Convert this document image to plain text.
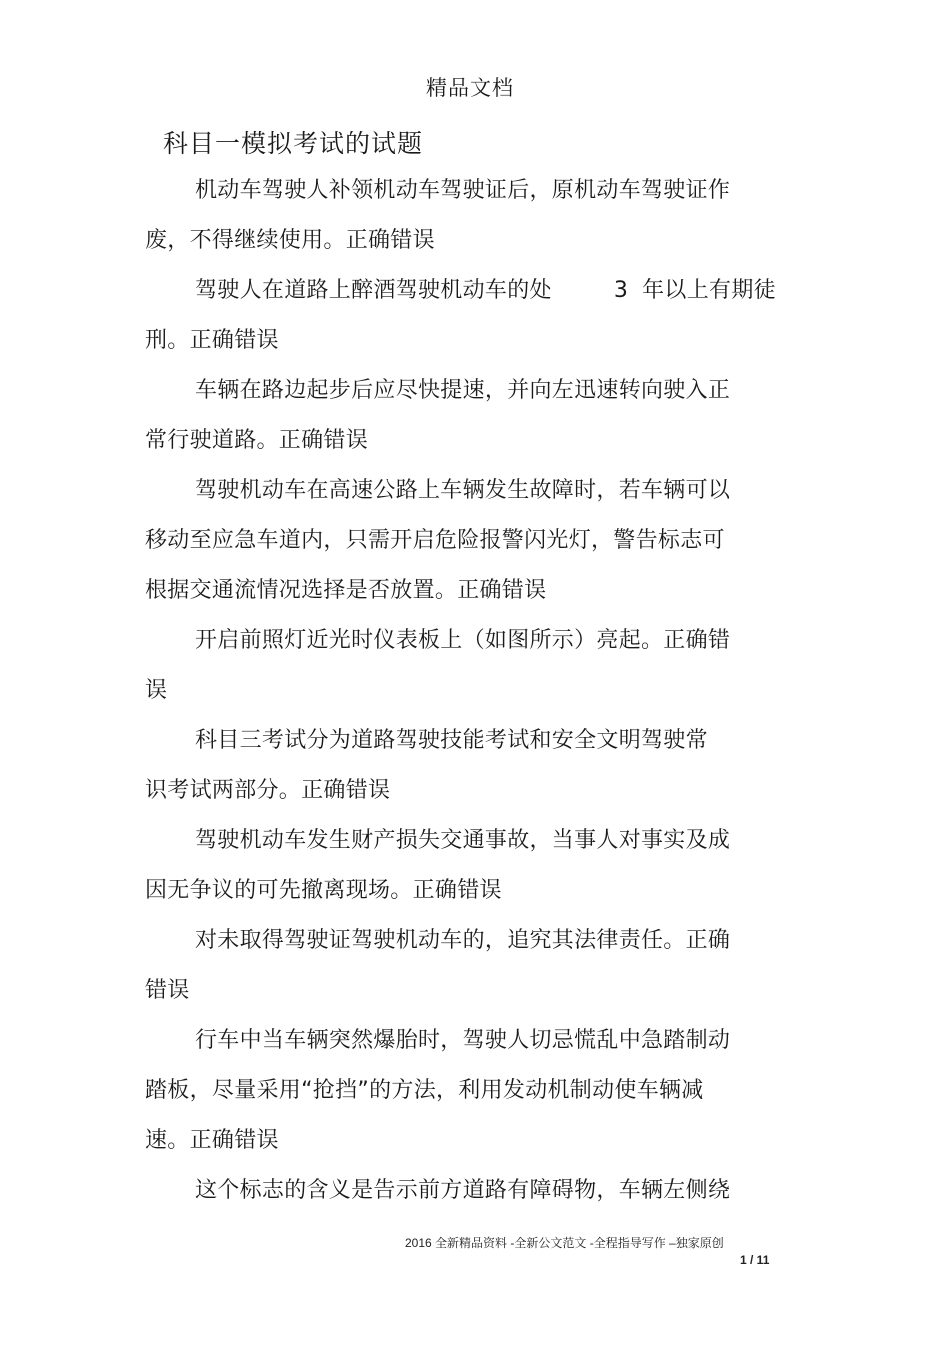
精品文档
科目一模拟考试的试题
机动车驾驶人补领机动车驾驶证后，原机动车驾驶证作
废，不得继续使用。正确错误
驾驶人在道路上醉酒驾驶机动车的处	3 年以上有期徒
刑。正确错误
车辆在路边起步后应尽快提速，并向左迅速转向驶入正
常行驶道路。正确错误
驾驶机动车在高速公路上车辆发生故障时，若车辆可以
移动至应急车道内，只需开启危险报警闪光灯，警告标志可
根据交通流情况选择是否放置。正确错误
开启前照灯近光时仪表板上（如图所示）亮起。正确错
误
科目三考试分为道路驾驶技能考试和安全文明驾驶常
识考试两部分。正确错误
驾驶机动车发生财产损失交通事故，当事人对事实及成
因无争议的可先撤离现场。正确错误
对未取得驾驶证驾驶机动车的，追究其法律责任。正确
错误
行车中当车辆突然爆胎时，驾驶人切忌慌乱中急踏制动
踏板，尽量采用“抢挡”的方法，利用发动机制动使车辆减
速。正确错误
这个标志的含义是告示前方道路有障碍物，车辆左侧绕
2016 全新精品资料 -全新公文范文 -全程指导写作 –独家原创
1 / 11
* * *
▸ **DO THIS**: Copy each line in full and exactly, omitting any picture.

▸ **EXERCISE ANSWER**:
Convert this document image to plain text.
精品文档
科目一模拟考试的试题
机动车驾驶人补领机动车驾驶证后，原机动车驾驶证作
废，不得继续使用。正确错误
驾驶人在道路上醉酒驾驶机动车的处	3 年以上有期徒
刑。正确错误
车辆在路边起步后应尽快提速，并向左迅速转向驶入正
常行驶道路。正确错误
驾驶机动车在高速公路上车辆发生故障时，若车辆可以
移动至应急车道内，只需开启危险报警闪光灯，警告标志可
根据交通流情况选择是否放置。正确错误
开启前照灯近光时仪表板上（如图所示）亮起。正确错
误
科目三考试分为道路驾驶技能考试和安全文明驾驶常
识考试两部分。正确错误
驾驶机动车发生财产损失交通事故，当事人对事实及成
因无争议的可先撤离现场。正确错误
对未取得驾驶证驾驶机动车的，追究其法律责任。正确
错误
行车中当车辆突然爆胎时，驾驶人切忌慌乱中急踏制动
踏板，尽量采用“抢挡”的方法，利用发动机制动使车辆减
速。正确错误
这个标志的含义是告示前方道路有障碍物，车辆左侧绕
2016 全新精品资料 -全新公文范文 -全程指导写作 –独家原创
1 / 11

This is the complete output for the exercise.